## Request
Extract every entry word for word. Skip the pictures.

## Material for this task

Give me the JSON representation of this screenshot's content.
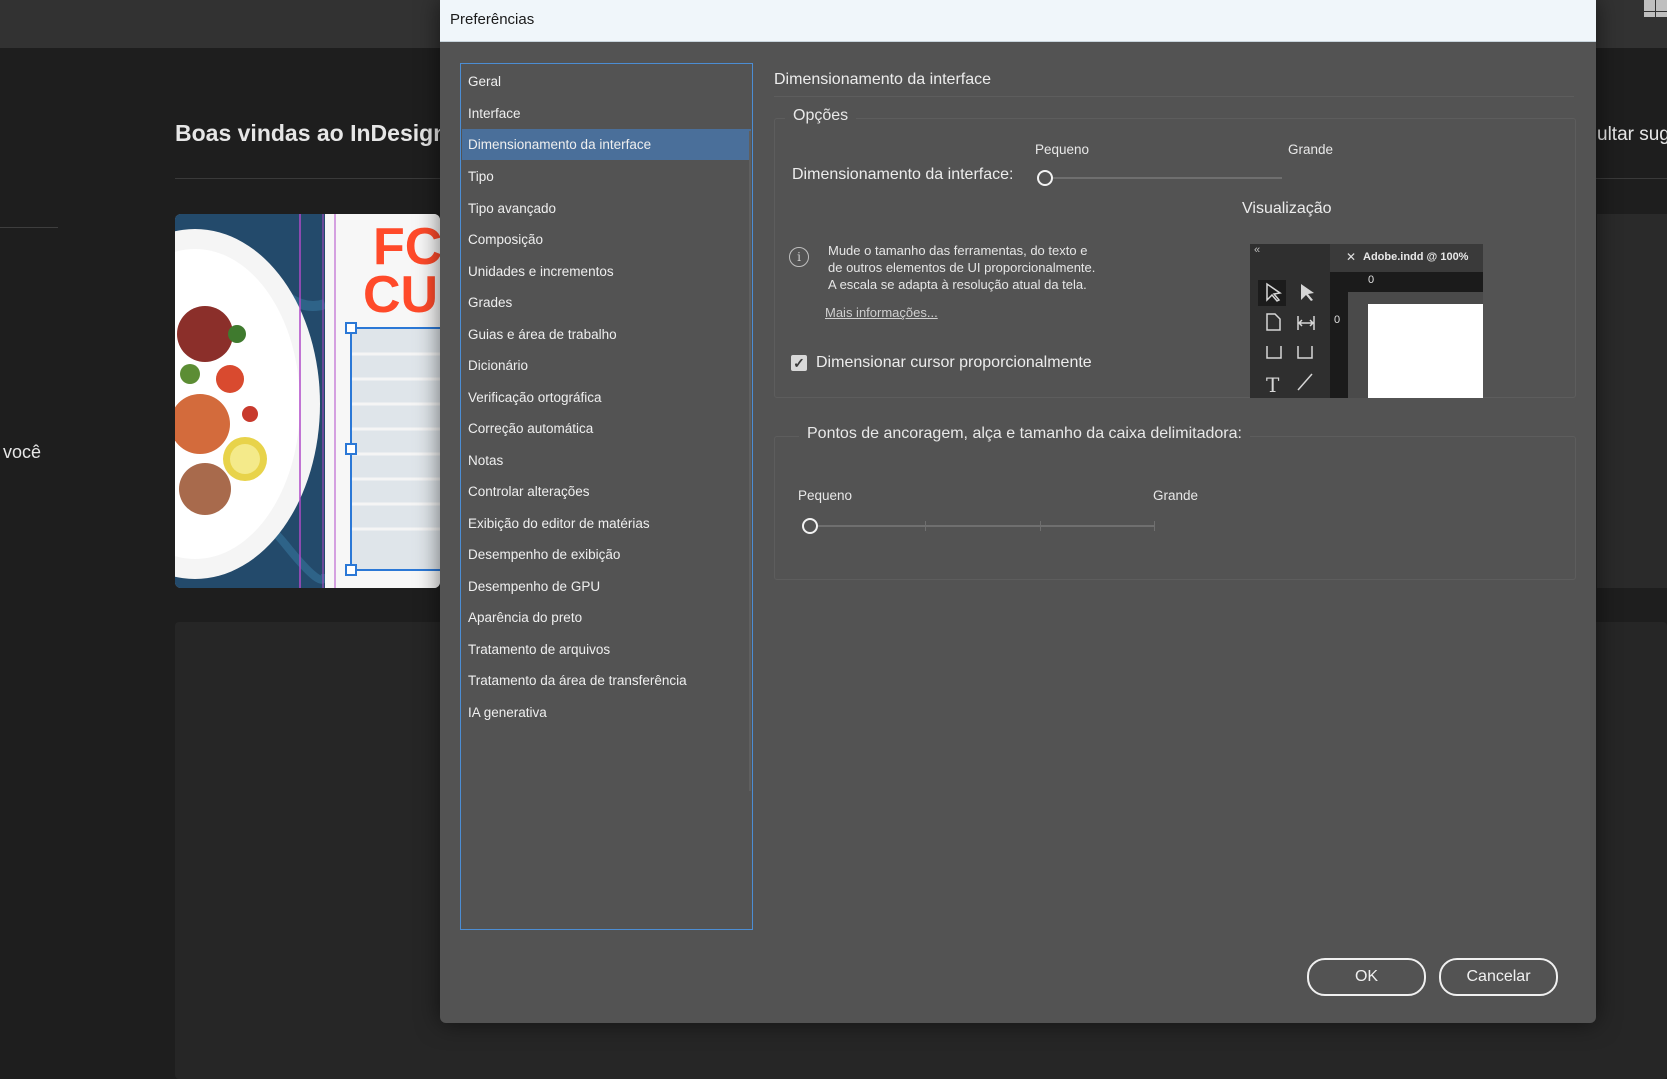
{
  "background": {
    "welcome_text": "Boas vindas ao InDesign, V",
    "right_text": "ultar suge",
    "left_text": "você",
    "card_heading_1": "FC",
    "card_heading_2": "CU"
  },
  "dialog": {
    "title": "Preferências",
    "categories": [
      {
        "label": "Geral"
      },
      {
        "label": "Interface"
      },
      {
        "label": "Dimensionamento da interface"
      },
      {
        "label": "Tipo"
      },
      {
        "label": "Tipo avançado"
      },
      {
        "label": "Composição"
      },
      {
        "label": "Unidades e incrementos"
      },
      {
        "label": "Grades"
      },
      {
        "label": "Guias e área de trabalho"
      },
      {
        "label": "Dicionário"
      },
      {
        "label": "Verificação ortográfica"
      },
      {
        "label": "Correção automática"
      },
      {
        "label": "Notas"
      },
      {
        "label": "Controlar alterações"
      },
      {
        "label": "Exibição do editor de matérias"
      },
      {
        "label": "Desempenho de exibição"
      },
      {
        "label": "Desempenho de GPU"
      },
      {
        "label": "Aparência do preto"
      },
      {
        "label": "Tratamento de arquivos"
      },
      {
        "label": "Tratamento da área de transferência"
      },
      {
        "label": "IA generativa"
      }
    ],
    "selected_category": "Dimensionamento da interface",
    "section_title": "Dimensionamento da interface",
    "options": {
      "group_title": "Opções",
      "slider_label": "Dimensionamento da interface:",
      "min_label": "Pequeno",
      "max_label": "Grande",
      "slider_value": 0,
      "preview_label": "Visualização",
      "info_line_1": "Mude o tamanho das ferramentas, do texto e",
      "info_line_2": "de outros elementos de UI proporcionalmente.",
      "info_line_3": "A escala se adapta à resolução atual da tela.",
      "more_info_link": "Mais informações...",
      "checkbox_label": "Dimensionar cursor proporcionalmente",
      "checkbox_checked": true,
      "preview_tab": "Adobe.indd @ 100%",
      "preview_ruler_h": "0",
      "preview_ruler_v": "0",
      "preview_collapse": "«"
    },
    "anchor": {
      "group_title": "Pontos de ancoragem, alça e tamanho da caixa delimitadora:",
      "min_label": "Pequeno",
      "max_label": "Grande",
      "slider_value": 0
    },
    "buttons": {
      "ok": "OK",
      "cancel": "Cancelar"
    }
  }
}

## Expected output
Give me the JSON representation of this screenshot's content.
{
  "background": {
    "welcome_text": "Boas vindas ao InDesign, V",
    "right_text": "ultar suge",
    "left_text": "você",
    "card_heading_1": "FC",
    "card_heading_2": "CU"
  },
  "dialog": {
    "title": "Preferências",
    "categories": [
      {
        "label": "Geral"
      },
      {
        "label": "Interface"
      },
      {
        "label": "Dimensionamento da interface"
      },
      {
        "label": "Tipo"
      },
      {
        "label": "Tipo avançado"
      },
      {
        "label": "Composição"
      },
      {
        "label": "Unidades e incrementos"
      },
      {
        "label": "Grades"
      },
      {
        "label": "Guias e área de trabalho"
      },
      {
        "label": "Dicionário"
      },
      {
        "label": "Verificação ortográfica"
      },
      {
        "label": "Correção automática"
      },
      {
        "label": "Notas"
      },
      {
        "label": "Controlar alterações"
      },
      {
        "label": "Exibição do editor de matérias"
      },
      {
        "label": "Desempenho de exibição"
      },
      {
        "label": "Desempenho de GPU"
      },
      {
        "label": "Aparência do preto"
      },
      {
        "label": "Tratamento de arquivos"
      },
      {
        "label": "Tratamento da área de transferência"
      },
      {
        "label": "IA generativa"
      }
    ],
    "selected_category": "Dimensionamento da interface",
    "section_title": "Dimensionamento da interface",
    "options": {
      "group_title": "Opções",
      "slider_label": "Dimensionamento da interface:",
      "min_label": "Pequeno",
      "max_label": "Grande",
      "slider_value": 0,
      "preview_label": "Visualização",
      "info_line_1": "Mude o tamanho das ferramentas, do texto e",
      "info_line_2": "de outros elementos de UI proporcionalmente.",
      "info_line_3": "A escala se adapta à resolução atual da tela.",
      "more_info_link": "Mais informações...",
      "checkbox_label": "Dimensionar cursor proporcionalmente",
      "checkbox_checked": true,
      "preview_tab": "Adobe.indd @ 100%",
      "preview_ruler_h": "0",
      "preview_ruler_v": "0",
      "preview_collapse": "«"
    },
    "anchor": {
      "group_title": "Pontos de ancoragem, alça e tamanho da caixa delimitadora:",
      "min_label": "Pequeno",
      "max_label": "Grande",
      "slider_value": 0
    },
    "buttons": {
      "ok": "OK",
      "cancel": "Cancelar"
    }
  }
}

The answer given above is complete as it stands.